### Goal of the exercise
Return the records exactly as they are.
::: Records supplied :::
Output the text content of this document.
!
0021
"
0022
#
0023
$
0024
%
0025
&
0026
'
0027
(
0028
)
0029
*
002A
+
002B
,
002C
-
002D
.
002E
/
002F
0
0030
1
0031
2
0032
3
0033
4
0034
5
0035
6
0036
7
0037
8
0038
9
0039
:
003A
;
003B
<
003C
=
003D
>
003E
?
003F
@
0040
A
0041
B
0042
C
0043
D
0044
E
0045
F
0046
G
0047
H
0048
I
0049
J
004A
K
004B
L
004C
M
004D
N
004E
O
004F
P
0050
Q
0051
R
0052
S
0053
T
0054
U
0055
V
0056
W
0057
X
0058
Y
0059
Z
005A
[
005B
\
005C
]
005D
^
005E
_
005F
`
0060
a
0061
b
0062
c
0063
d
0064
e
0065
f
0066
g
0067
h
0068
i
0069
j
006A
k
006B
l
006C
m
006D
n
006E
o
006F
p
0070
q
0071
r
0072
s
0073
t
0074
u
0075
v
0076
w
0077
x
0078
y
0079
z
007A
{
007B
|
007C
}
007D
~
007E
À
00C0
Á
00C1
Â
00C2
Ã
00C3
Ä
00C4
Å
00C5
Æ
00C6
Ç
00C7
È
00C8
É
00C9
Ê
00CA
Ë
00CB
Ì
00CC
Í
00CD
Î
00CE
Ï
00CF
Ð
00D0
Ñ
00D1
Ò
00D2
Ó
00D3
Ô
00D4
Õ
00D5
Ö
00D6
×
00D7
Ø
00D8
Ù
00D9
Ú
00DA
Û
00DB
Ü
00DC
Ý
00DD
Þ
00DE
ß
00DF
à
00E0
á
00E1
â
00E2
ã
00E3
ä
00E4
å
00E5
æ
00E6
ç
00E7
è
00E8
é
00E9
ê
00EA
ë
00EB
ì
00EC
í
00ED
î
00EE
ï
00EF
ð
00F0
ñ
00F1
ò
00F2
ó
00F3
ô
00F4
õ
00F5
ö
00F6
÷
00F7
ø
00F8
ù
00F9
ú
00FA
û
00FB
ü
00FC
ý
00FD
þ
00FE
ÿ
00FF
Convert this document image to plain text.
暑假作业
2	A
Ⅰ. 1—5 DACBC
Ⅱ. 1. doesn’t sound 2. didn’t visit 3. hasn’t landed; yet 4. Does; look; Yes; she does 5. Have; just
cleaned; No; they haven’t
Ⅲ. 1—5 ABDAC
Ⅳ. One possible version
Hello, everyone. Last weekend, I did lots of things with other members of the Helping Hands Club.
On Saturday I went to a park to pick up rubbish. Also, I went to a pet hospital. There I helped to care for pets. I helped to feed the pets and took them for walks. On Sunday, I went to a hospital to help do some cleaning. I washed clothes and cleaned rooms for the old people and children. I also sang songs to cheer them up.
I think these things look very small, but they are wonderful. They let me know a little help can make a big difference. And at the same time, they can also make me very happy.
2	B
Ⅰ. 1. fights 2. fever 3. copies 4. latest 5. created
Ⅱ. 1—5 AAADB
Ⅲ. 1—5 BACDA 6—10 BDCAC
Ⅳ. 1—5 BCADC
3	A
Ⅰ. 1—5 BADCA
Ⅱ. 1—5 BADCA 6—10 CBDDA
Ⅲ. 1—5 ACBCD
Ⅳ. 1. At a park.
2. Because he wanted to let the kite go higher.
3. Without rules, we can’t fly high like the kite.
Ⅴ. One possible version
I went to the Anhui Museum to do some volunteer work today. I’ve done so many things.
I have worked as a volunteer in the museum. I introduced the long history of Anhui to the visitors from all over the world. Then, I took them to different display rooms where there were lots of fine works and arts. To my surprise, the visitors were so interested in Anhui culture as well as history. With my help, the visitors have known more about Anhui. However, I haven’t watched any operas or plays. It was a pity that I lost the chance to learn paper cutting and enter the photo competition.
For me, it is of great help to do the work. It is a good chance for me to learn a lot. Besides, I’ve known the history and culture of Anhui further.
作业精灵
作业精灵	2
:::
### Result below
Output the text content of this document.
!
0021
"
0022
#
0023
$
0024
%
0025
&
0026
'
0027
(
0028
)
0029
*
002A
+
002B
,
002C
-
002D
.
002E
/
002F
0
0030
1
0031
2
0032
3
0033
4
0034
5
0035
6
0036
7
0037
8
0038
9
0039
:
003A
;
003B
<
003C
=
003D
>
003E
?
003F
@
0040
A
0041
B
0042
C
0043
D
0044
E
0045
F
0046
G
0047
H
0048
I
0049
J
004A
K
004B
L
004C
M
004D
N
004E
O
004F
P
0050
Q
0051
R
0052
S
0053
T
0054
U
0055
V
0056
W
0057
X
0058
Y
0059
Z
005A
[
005B
\
005C
]
005D
^
005E
_
005F
`
0060
a
0061
b
0062
c
0063
d
0064
e
0065
f
0066
g
0067
h
0068
i
0069
j
006A
k
006B
l
006C
m
006D
n
006E
o
006F
p
0070
q
0071
r
0072
s
0073
t
0074
u
0075
v
0076
w
0077
x
0078
y
0079
z
007A
{
007B
|
007C
}
007D
~
007E
À
00C0
Á
00C1
Â
00C2
Ã
00C3
Ä
00C4
Å
00C5
Æ
00C6
Ç
00C7
È
00C8
É
00C9
Ê
00CA
Ë
00CB
Ì
00CC
Í
00CD
Î
00CE
Ï
00CF
Ð
00D0
Ñ
00D1
Ò
00D2
Ó
00D3
Ô
00D4
Õ
00D5
Ö
00D6
×
00D7
Ø
00D8
Ù
00D9
Ú
00DA
Û
00DB
Ü
00DC
Ý
00DD
Þ
00DE
ß
00DF
à
00E0
á
00E1
â
00E2
ã
00E3
ä
00E4
å
00E5
æ
00E6
ç
00E7
è
00E8
é
00E9
ê
00EA
ë
00EB
ì
00EC
í
00ED
î
00EE
ï
00EF
ð
00F0
ñ
00F1
ò
00F2
ó
00F3
ô
00F4
õ
00F5
ö
00F6
÷
00F7
ø
00F8
ù
00F9
ú
00FA
û
00FB
ü
00FC
ý
00FD
þ
00FE
ÿ
00FF
Convert this document image to plain text.
暑假作业
2	A
Ⅰ. 1—5 DACBC
Ⅱ. 1. doesn’t sound 2. didn’t visit 3. hasn’t landed; yet 4. Does; look; Yes; she does 5. Have; just
cleaned; No; they haven’t
Ⅲ. 1—5 ABDAC
Ⅳ. One possible version
Hello, everyone. Last weekend, I did lots of things with other members of the Helping Hands Club.
On Saturday I went to a park to pick up rubbish. Also, I went to a pet hospital. There I helped to care for pets. I helped to feed the pets and took them for walks. On Sunday, I went to a hospital to help do some cleaning. I washed clothes and cleaned rooms for the old people and children. I also sang songs to cheer them up.
I think these things look very small, but they are wonderful. They let me know a little help can make a big difference. And at the same time, they can also make me very happy.
2	B
Ⅰ. 1. fights 2. fever 3. copies 4. latest 5. created
Ⅱ. 1—5 AAADB
Ⅲ. 1—5 BACDA 6—10 BDCAC
Ⅳ. 1—5 BCADC
3	A
Ⅰ. 1—5 BADCA
Ⅱ. 1—5 BADCA 6—10 CBDDA
Ⅲ. 1—5 ACBCD
Ⅳ. 1. At a park.
2. Because he wanted to let the kite go higher.
3. Without rules, we can’t fly high like the kite.
Ⅴ. One possible version
I went to the Anhui Museum to do some volunteer work today. I’ve done so many things.
I have worked as a volunteer in the museum. I introduced the long history of Anhui to the visitors from all over the world. Then, I took them to different display rooms where there were lots of fine works and arts. To my surprise, the visitors were so interested in Anhui culture as well as history. With my help, the visitors have known more about Anhui. However, I haven’t watched any operas or plays. It was a pity that I lost the chance to learn paper cutting and enter the photo competition.
For me, it is of great help to do the work. It is a good chance for me to learn a lot. Besides, I’ve known the history and culture of Anhui further.
作业精灵
作业精灵	2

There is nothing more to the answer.